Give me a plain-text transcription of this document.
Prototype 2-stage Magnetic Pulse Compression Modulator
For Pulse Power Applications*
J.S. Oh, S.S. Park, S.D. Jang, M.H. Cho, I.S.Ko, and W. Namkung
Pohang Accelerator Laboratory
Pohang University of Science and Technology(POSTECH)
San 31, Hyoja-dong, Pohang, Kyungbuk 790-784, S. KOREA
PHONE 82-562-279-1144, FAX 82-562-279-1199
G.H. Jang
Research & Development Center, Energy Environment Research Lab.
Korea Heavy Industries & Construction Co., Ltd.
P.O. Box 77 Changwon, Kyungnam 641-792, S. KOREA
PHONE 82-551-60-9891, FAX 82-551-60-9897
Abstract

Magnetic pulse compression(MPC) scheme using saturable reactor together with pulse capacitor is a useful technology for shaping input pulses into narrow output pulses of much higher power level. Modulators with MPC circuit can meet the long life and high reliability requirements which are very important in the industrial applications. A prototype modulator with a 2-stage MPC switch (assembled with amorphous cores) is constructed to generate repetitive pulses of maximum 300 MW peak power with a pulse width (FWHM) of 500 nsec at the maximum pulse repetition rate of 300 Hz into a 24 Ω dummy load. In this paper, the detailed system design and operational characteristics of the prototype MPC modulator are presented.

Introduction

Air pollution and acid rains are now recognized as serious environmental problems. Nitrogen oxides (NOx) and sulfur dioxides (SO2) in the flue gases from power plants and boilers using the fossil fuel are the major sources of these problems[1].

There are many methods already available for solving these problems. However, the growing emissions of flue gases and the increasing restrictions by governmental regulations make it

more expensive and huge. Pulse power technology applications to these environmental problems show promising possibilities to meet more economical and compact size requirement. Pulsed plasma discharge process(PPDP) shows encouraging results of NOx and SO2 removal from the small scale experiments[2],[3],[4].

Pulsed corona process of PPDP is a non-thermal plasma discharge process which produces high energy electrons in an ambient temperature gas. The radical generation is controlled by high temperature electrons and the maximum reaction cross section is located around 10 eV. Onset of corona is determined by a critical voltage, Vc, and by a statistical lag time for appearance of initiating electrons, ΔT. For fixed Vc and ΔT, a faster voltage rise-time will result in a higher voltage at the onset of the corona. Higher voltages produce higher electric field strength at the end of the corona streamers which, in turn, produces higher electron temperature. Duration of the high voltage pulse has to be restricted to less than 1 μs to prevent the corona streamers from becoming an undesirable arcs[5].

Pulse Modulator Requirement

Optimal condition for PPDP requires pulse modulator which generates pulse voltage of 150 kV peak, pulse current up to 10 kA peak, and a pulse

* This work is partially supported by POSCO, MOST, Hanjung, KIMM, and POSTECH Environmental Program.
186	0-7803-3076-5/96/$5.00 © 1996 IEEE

________________________________________

§ **SET EXERCISE**:
The entries above must be returned in full, exactly as shown.

§ **ANSWER FOR THIS EXERCISE**:
Give me a plain-text transcription of this document.
Prototype 2-stage Magnetic Pulse Compression Modulator
For Pulse Power Applications*
J.S. Oh, S.S. Park, S.D. Jang, M.H. Cho, I.S.Ko, and W. Namkung
Pohang Accelerator Laboratory
Pohang University of Science and Technology(POSTECH)
San 31, Hyoja-dong, Pohang, Kyungbuk 790-784, S. KOREA
PHONE 82-562-279-1144, FAX 82-562-279-1199
G.H. Jang
Research & Development Center, Energy Environment Research Lab.
Korea Heavy Industries & Construction Co., Ltd.
P.O. Box 77 Changwon, Kyungnam 641-792, S. KOREA
PHONE 82-551-60-9891, FAX 82-551-60-9897
Abstract

Magnetic pulse compression(MPC) scheme using saturable reactor together with pulse capacitor is a useful technology for shaping input pulses into narrow output pulses of much higher power level. Modulators with MPC circuit can meet the long life and high reliability requirements which are very important in the industrial applications. A prototype modulator with a 2-stage MPC switch (assembled with amorphous cores) is constructed to generate repetitive pulses of maximum 300 MW peak power with a pulse width (FWHM) of 500 nsec at the maximum pulse repetition rate of 300 Hz into a 24 Ω dummy load. In this paper, the detailed system design and operational characteristics of the prototype MPC modulator are presented.

Introduction

Air pollution and acid rains are now recognized as serious environmental problems. Nitrogen oxides (NOx) and sulfur dioxides (SO2) in the flue gases from power plants and boilers using the fossil fuel are the major sources of these problems[1].

There are many methods already available for solving these problems. However, the growing emissions of flue gases and the increasing restrictions by governmental regulations make it

more expensive and huge. Pulse power technology applications to these environmental problems show promising possibilities to meet more economical and compact size requirement. Pulsed plasma discharge process(PPDP) shows encouraging results of NOx and SO2 removal from the small scale experiments[2],[3],[4].

Pulsed corona process of PPDP is a non-thermal plasma discharge process which produces high energy electrons in an ambient temperature gas. The radical generation is controlled by high temperature electrons and the maximum reaction cross section is located around 10 eV. Onset of corona is determined by a critical voltage, Vc, and by a statistical lag time for appearance of initiating electrons, ΔT. For fixed Vc and ΔT, a faster voltage rise-time will result in a higher voltage at the onset of the corona. Higher voltages produce higher electric field strength at the end of the corona streamers which, in turn, produces higher electron temperature. Duration of the high voltage pulse has to be restricted to less than 1 μs to prevent the corona streamers from becoming an undesirable arcs[5].

Pulse Modulator Requirement

Optimal condition for PPDP requires pulse modulator which generates pulse voltage of 150 kV peak, pulse current up to 10 kA peak, and a pulse

* This work is partially supported by POSCO, MOST, Hanjung, KIMM, and POSTECH Environmental Program.
186	0-7803-3076-5/96/$5.00 © 1996 IEEE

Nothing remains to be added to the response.